## Start DATA LINES

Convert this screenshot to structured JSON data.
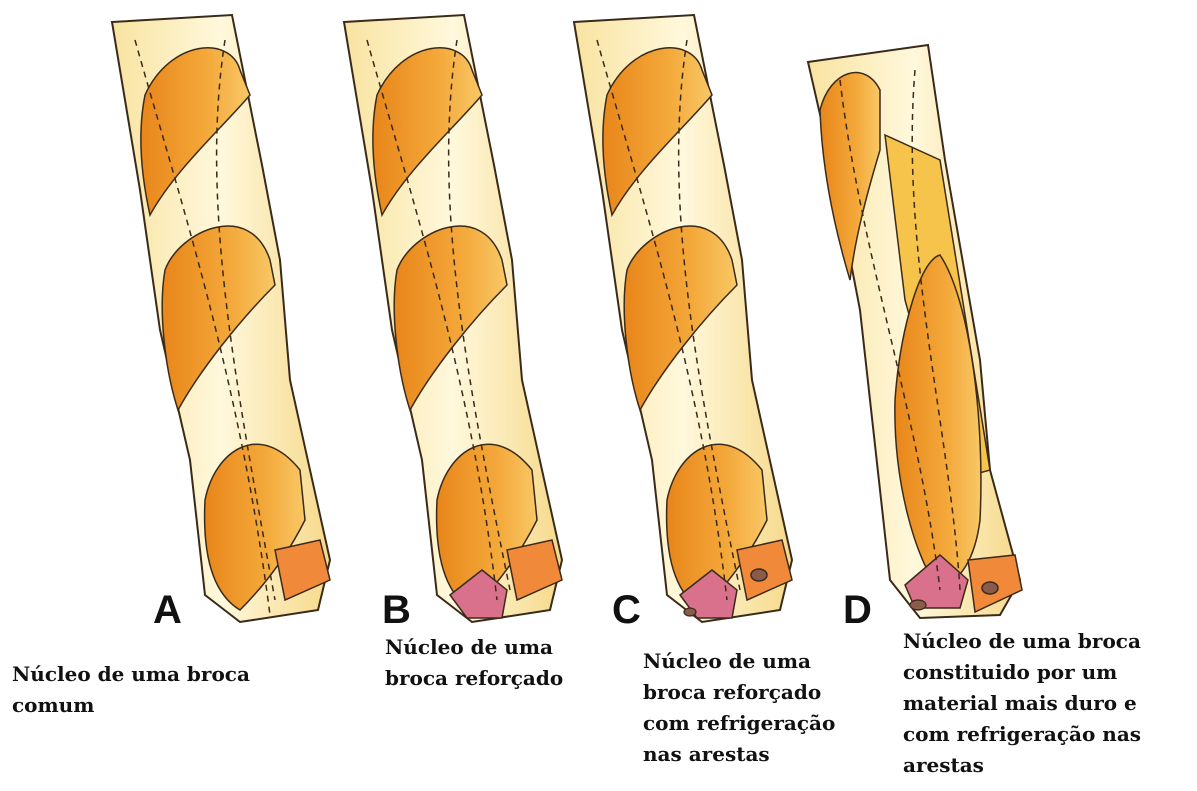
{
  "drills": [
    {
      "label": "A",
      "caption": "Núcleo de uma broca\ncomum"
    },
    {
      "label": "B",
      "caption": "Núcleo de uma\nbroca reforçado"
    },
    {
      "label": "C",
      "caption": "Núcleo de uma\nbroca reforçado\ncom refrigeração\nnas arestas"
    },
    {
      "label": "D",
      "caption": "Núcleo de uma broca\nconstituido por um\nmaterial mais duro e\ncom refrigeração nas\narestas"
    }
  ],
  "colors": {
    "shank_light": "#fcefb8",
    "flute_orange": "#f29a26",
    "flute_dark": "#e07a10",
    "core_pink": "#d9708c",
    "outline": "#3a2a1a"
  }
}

## End DATA LINES
## Start DATA LINES

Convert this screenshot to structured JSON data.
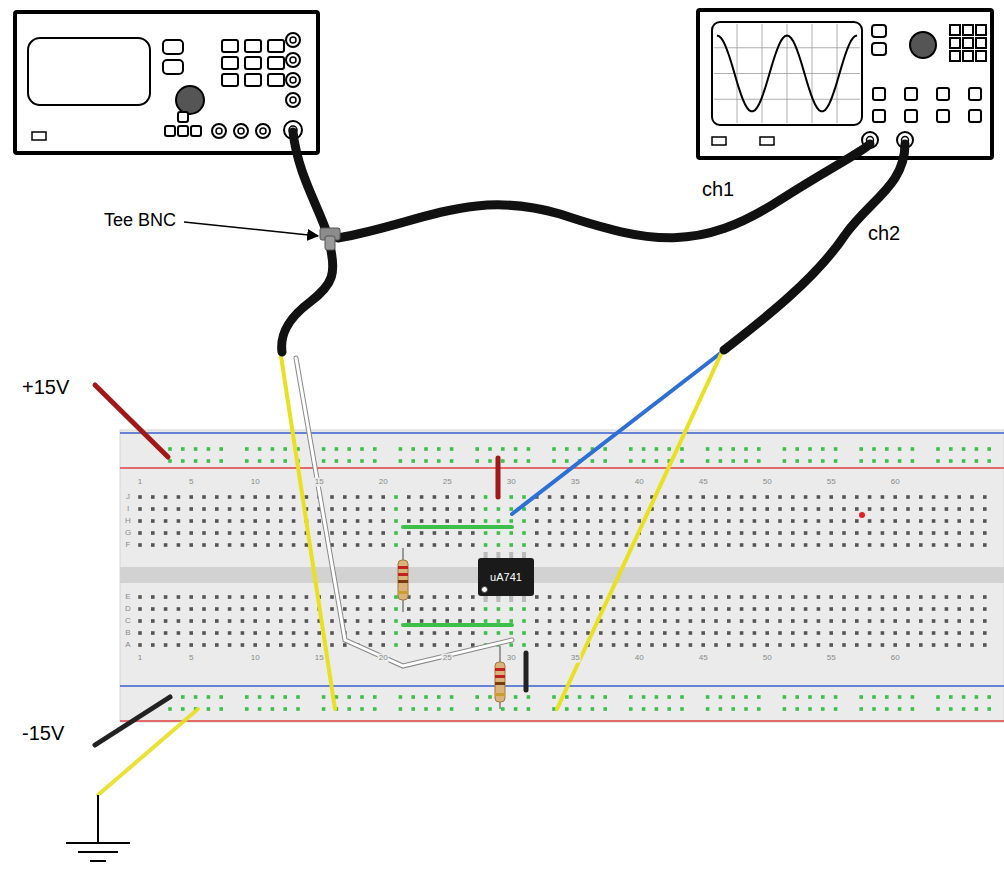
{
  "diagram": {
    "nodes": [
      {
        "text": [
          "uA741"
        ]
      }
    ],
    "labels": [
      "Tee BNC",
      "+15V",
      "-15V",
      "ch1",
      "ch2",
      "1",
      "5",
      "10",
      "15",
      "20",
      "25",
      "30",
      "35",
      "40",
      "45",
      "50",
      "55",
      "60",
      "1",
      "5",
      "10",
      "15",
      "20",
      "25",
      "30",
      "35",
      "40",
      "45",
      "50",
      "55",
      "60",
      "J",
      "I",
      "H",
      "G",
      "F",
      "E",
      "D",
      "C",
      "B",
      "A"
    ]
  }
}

## End DATA LINES

#### WHAT TO WORK ON:
What is the number of lines in the listing that contain the string "nbroca"? Reply with that number alone.

#### ANSWER BELOW:
2